→ **Prompt**: Copy out each line of the listing that has the word "wapix" in it.

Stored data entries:
* Begin *

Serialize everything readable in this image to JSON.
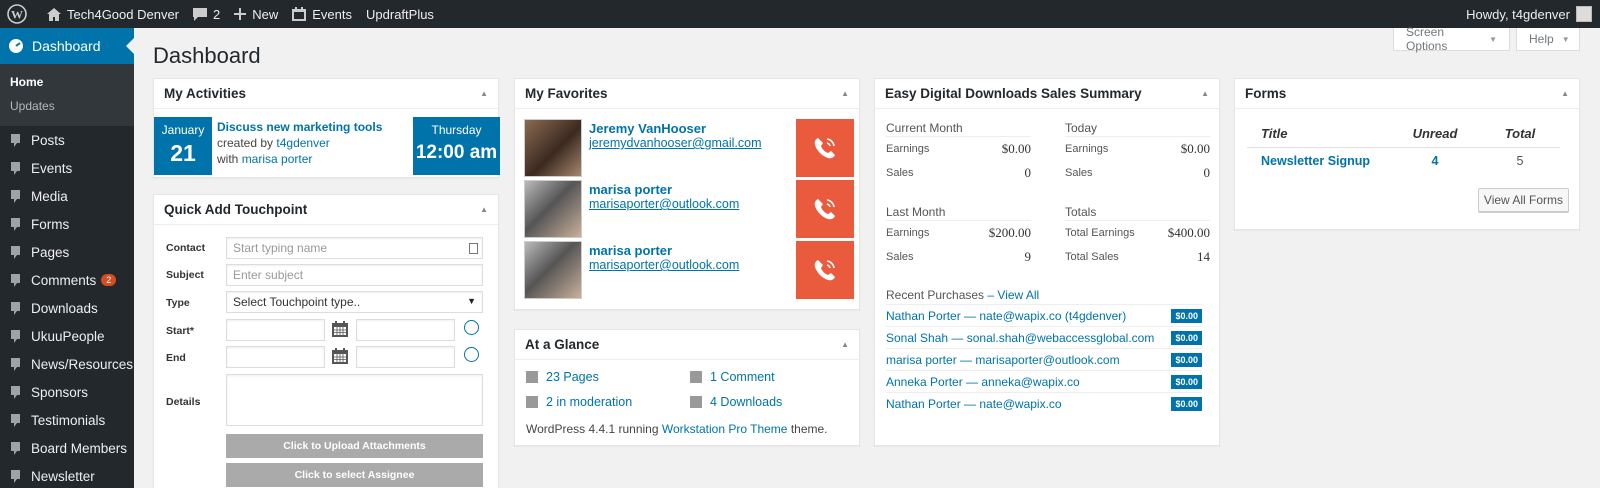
{
  "admin_bar": {
    "site_name": "Tech4Good Denver",
    "comments_count": "2",
    "new_label": "New",
    "events_label": "Events",
    "updraft_label": "UpdraftPlus",
    "howdy": "Howdy, t4gdenver"
  },
  "sidebar": {
    "dashboard": "Dashboard",
    "submenu": [
      "Home",
      "Updates"
    ],
    "items": [
      {
        "label": "Posts",
        "icon": "pin-icon"
      },
      {
        "label": "Events",
        "icon": "calendar-icon"
      },
      {
        "label": "Media",
        "icon": "media-icon"
      },
      {
        "label": "Forms",
        "icon": "forms-icon"
      },
      {
        "label": "Pages",
        "icon": "pages-icon"
      },
      {
        "label": "Comments",
        "icon": "comment-icon",
        "badge": "2"
      },
      {
        "label": "Downloads",
        "icon": "download-icon"
      },
      {
        "label": "UkuuPeople",
        "icon": "ukuu-icon"
      },
      {
        "label": "News/Resources",
        "icon": "pin-icon"
      },
      {
        "label": "Sponsors",
        "icon": "pin-icon"
      },
      {
        "label": "Testimonials",
        "icon": "pin-icon"
      },
      {
        "label": "Board Members",
        "icon": "pin-icon"
      },
      {
        "label": "Newsletter",
        "icon": "pin-icon"
      }
    ]
  },
  "header": {
    "title": "Dashboard",
    "screen_options": "Screen Options",
    "help": "Help"
  },
  "activities": {
    "title": "My Activities",
    "month": "January",
    "day": "21",
    "activity_link": "Discuss new marketing tools",
    "created_by_prefix": "created by",
    "created_by": "t4gdenver",
    "with_prefix": "with",
    "with_person": "marisa porter",
    "weekday": "Thursday",
    "time": "12:00 am"
  },
  "quick_add": {
    "title": "Quick Add Touchpoint",
    "contact_label": "Contact",
    "contact_placeholder": "Start typing name",
    "subject_label": "Subject",
    "subject_placeholder": "Enter subject",
    "type_label": "Type",
    "type_value": "Select Touchpoint type..",
    "start_label": "Start*",
    "end_label": "End",
    "details_label": "Details",
    "upload_button": "Click to Upload Attachments",
    "assignee_button": "Click to select Assignee"
  },
  "favorites": {
    "title": "My Favorites",
    "people": [
      {
        "name": "Jeremy VanHooser",
        "email": "jeremydvanhooser@gmail.com"
      },
      {
        "name": "marisa porter",
        "email": "marisaporter@outlook.com"
      },
      {
        "name": "marisa porter",
        "email": "marisaporter@outlook.com"
      }
    ]
  },
  "edd": {
    "title": "Easy Digital Downloads Sales Summary",
    "current_month": {
      "header": "Current Month",
      "earnings_label": "Earnings",
      "earnings": "$0.00",
      "sales_label": "Sales",
      "sales": "0"
    },
    "today": {
      "header": "Today",
      "earnings_label": "Earnings",
      "earnings": "$0.00",
      "sales_label": "Sales",
      "sales": "0"
    },
    "last_month": {
      "header": "Last Month",
      "earnings_label": "Earnings",
      "earnings": "$200.00",
      "sales_label": "Sales",
      "sales": "9"
    },
    "totals": {
      "header": "Totals",
      "earnings_label": "Total Earnings",
      "earnings": "$400.00",
      "sales_label": "Total Sales",
      "sales": "14"
    },
    "recent_label": "Recent Purchases",
    "view_all": "– View All",
    "purchases": [
      {
        "text": "Nathan Porter — nate@wapix.co (t4gdenver)",
        "amount": "$0.00"
      },
      {
        "text": "Sonal Shah — sonal.shah@webaccessglobal.com",
        "amount": "$0.00"
      },
      {
        "text": "marisa porter — marisaporter@outlook.com",
        "amount": "$0.00"
      },
      {
        "text": "Anneka Porter — anneka@wapix.co",
        "amount": "$0.00"
      },
      {
        "text": "Nathan Porter — nate@wapix.co",
        "amount": "$0.00"
      }
    ]
  },
  "glance": {
    "title": "At a Glance",
    "pages": "23 Pages",
    "comments": "1 Comment",
    "moderation": "2 in moderation",
    "downloads": "4 Downloads",
    "footer_prefix": "WordPress 4.4.1 running",
    "theme": "Workstation Pro Theme",
    "footer_suffix": "theme."
  },
  "forms": {
    "title": "Forms",
    "col_title": "Title",
    "col_unread": "Unread",
    "col_total": "Total",
    "rows": [
      {
        "title": "Newsletter Signup",
        "unread": "4",
        "total": "5"
      }
    ],
    "view_all": "View All Forms"
  },
  "colors": {
    "accent": "#0073aa",
    "call": "#ea5a3c",
    "bar": "#23282d"
  }
}
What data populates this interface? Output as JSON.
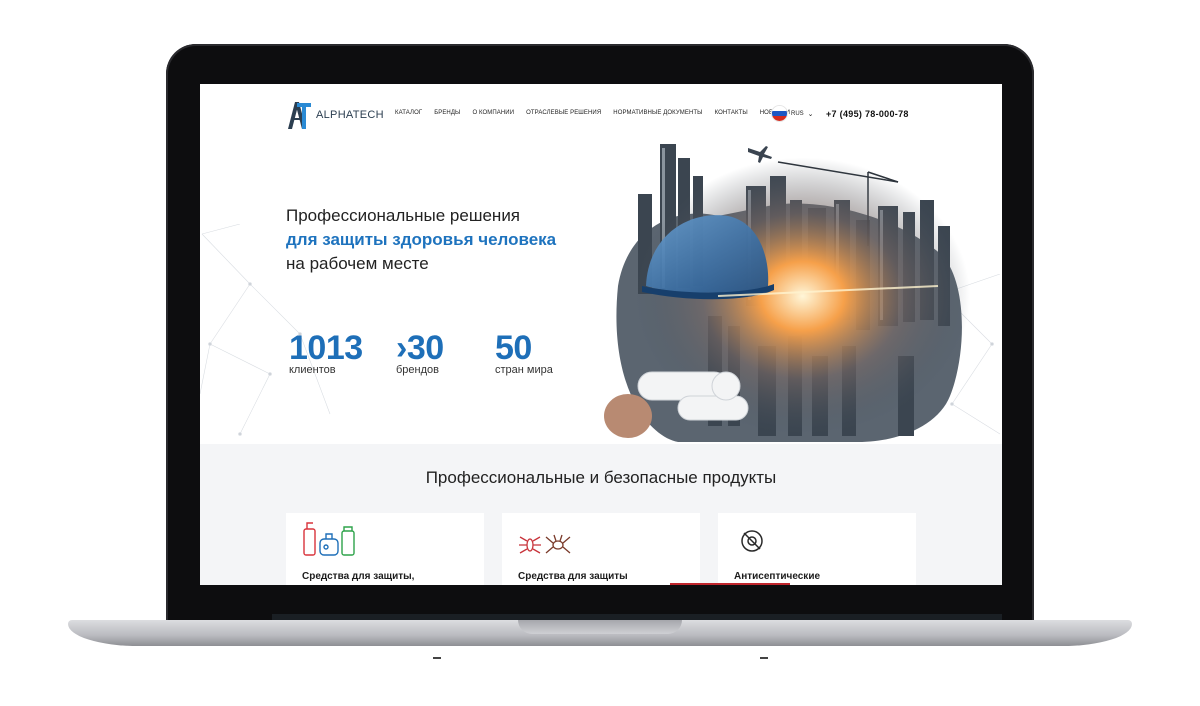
{
  "site": {
    "logo_text": "ALPHATECH",
    "nav": [
      "КАТАЛОГ",
      "БРЕНДЫ",
      "О КОМПАНИИ",
      "ОТРАСЛЕВЫЕ РЕШЕНИЯ",
      "НОРМАТИВНЫЕ ДОКУМЕНТЫ",
      "КОНТАКТЫ",
      "НОВОСТИ"
    ],
    "language": "RUS",
    "phone": "+7 (495) 78-000-78"
  },
  "hero": {
    "line1": "Профессиональные решения",
    "line2": "для защиты здоровья человека",
    "line3": "на рабочем месте",
    "stats": [
      {
        "value": "1013",
        "label": "клиентов"
      },
      {
        "value": "›30",
        "label": "брендов"
      },
      {
        "value": "50",
        "label": "стран мира"
      }
    ]
  },
  "products": {
    "title": "Профессиональные и безопасные продукты",
    "cards": [
      {
        "title": "Средства для защиты,",
        "icon": "bottles-icon"
      },
      {
        "title": "Средства для защиты",
        "icon": "insects-icon"
      },
      {
        "title": "Антисептические",
        "icon": "no-germs-icon"
      }
    ]
  },
  "colors": {
    "accent": "#1e6fb8",
    "highlight": "#1e73be",
    "laptop": "#0d0d0f"
  }
}
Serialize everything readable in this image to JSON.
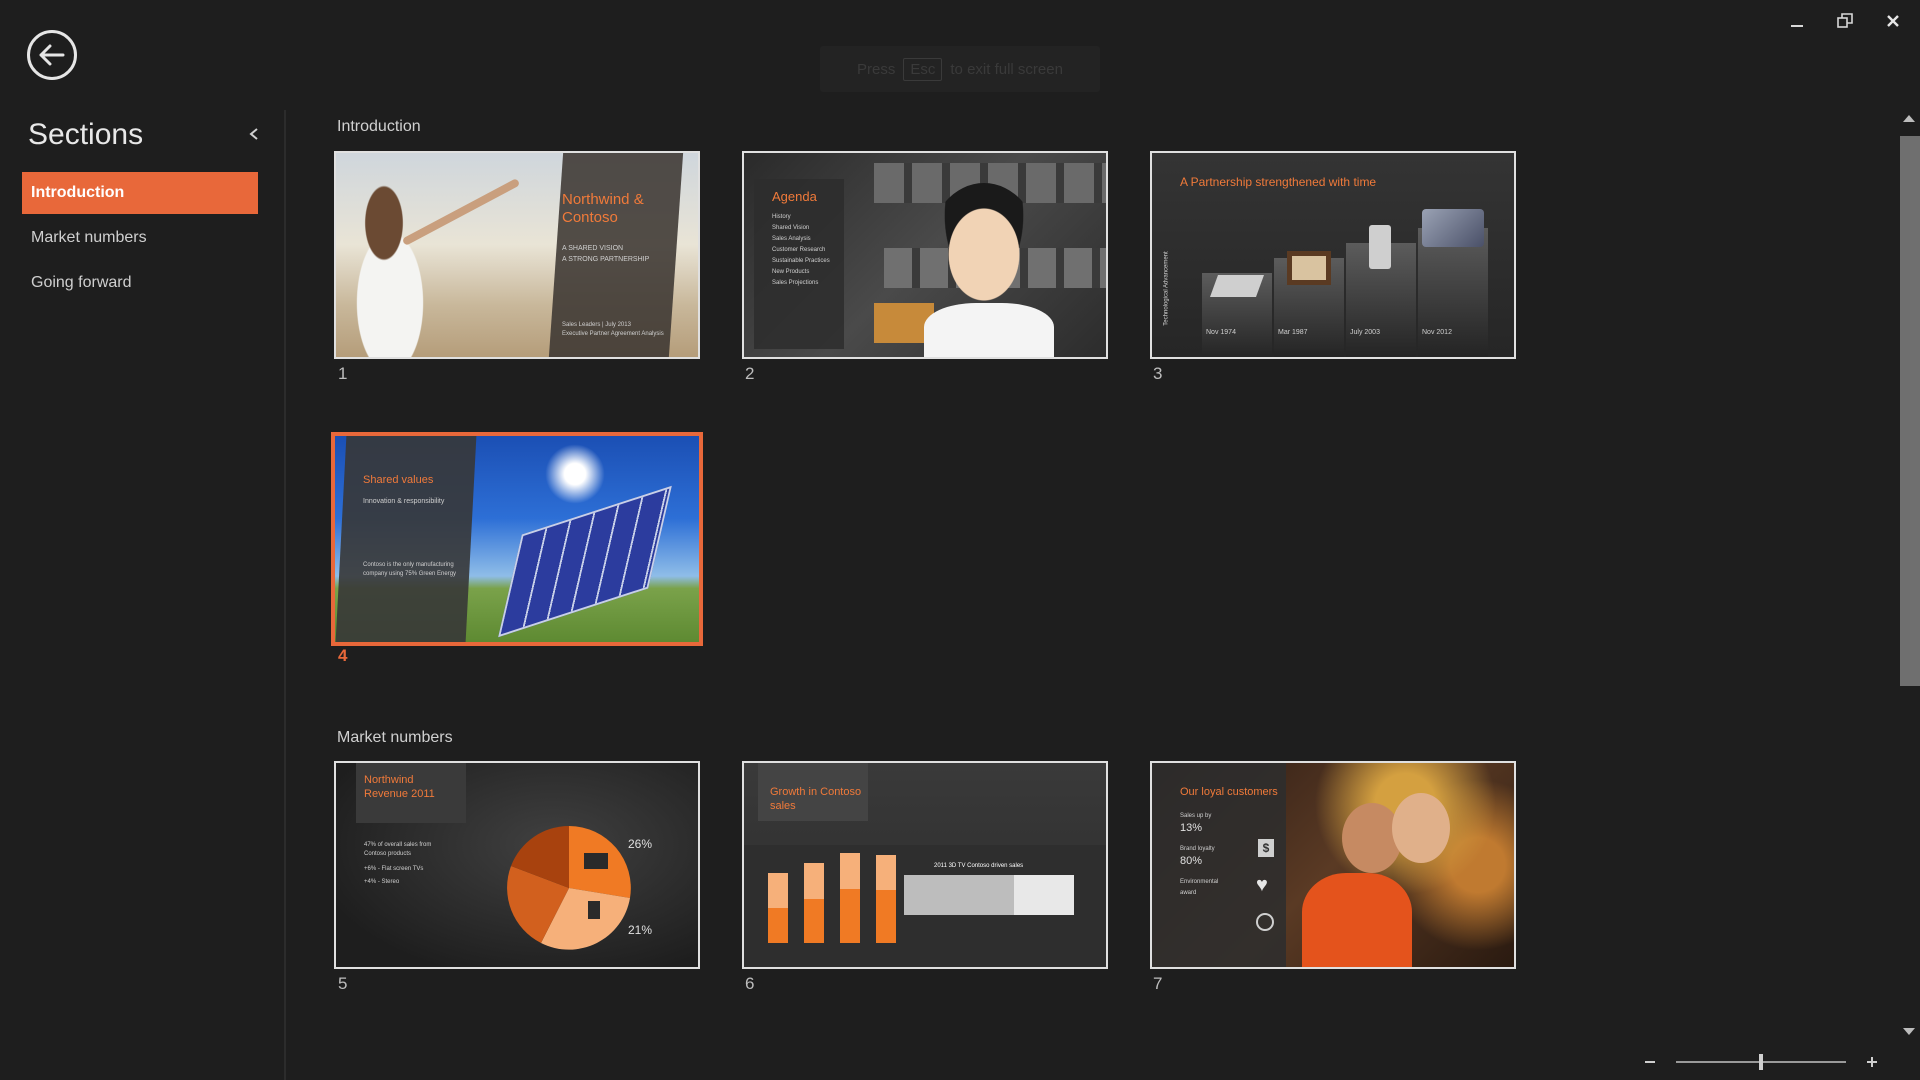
{
  "esc_hint": {
    "before": "Press",
    "key": "Esc",
    "after": "to exit full screen"
  },
  "sidebar": {
    "title": "Sections",
    "items": [
      {
        "label": "Introduction",
        "active": true
      },
      {
        "label": "Market numbers",
        "active": false
      },
      {
        "label": "Going forward",
        "active": false
      }
    ]
  },
  "groups": [
    {
      "label": "Introduction"
    },
    {
      "label": "Market numbers"
    }
  ],
  "slides": [
    {
      "number": "1",
      "title": "Northwind & Contoso",
      "subtitle_1": "A SHARED VISION",
      "subtitle_2": "A STRONG PARTNERSHIP",
      "footer_1": "Sales Leaders | July 2013",
      "footer_2": "Executive Partner Agreement Analysis"
    },
    {
      "number": "2",
      "title": "Agenda",
      "items": [
        "History",
        "Shared Vision",
        "Sales Analysis",
        "Customer Research",
        "Sustainable Practices",
        "New Products",
        "Sales Projections"
      ]
    },
    {
      "number": "3",
      "title": "A Partnership strengthened with time",
      "side_label": "Technological Advancement",
      "milestones": [
        "Nov 1974",
        "Mar 1987",
        "July 2003",
        "Nov 2012"
      ]
    },
    {
      "number": "4",
      "title": "Shared values",
      "subtitle": "Innovation & responsibility",
      "body": "Contoso is the only manufacturing company using 75% Green Energy"
    },
    {
      "number": "5",
      "title": "Northwind Revenue 2011",
      "body_1": "47% of overall sales from Contoso products",
      "body_2": "+6% - Flat screen TVs",
      "body_3": "+4% - Stereo",
      "pct_top": "26%",
      "pct_bottom": "21%"
    },
    {
      "number": "6",
      "title": "Growth in Contoso sales",
      "chart_caption": "2011 3D TV Contoso driven sales"
    },
    {
      "number": "7",
      "title": "Our loyal customers",
      "stat_1_label": "Sales up by",
      "stat_1_value": "13%",
      "stat_2_label": "Brand loyalty",
      "stat_2_value": "80%",
      "stat_3_label": "Environmental award"
    }
  ],
  "zoom": {
    "level": 0.5
  },
  "colors": {
    "accent": "#e8683a",
    "background": "#1e1e1e"
  }
}
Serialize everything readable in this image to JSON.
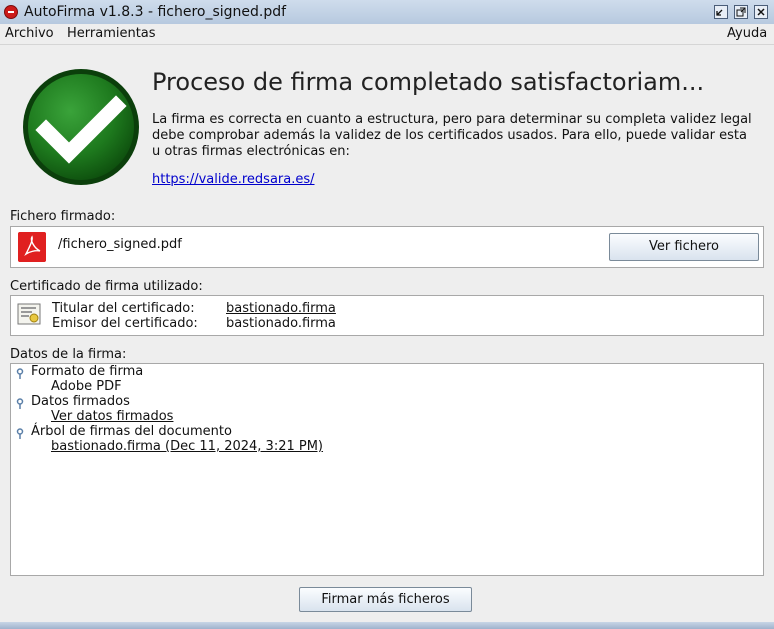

* End *

→ **The result**:
        "text": "Nathan Porter — nate@wapix.co (t4gdenver)",
        "text": "Anneka Porter — anneka@wapix.co",
        "text": "Nathan Porter — nate@wapix.co",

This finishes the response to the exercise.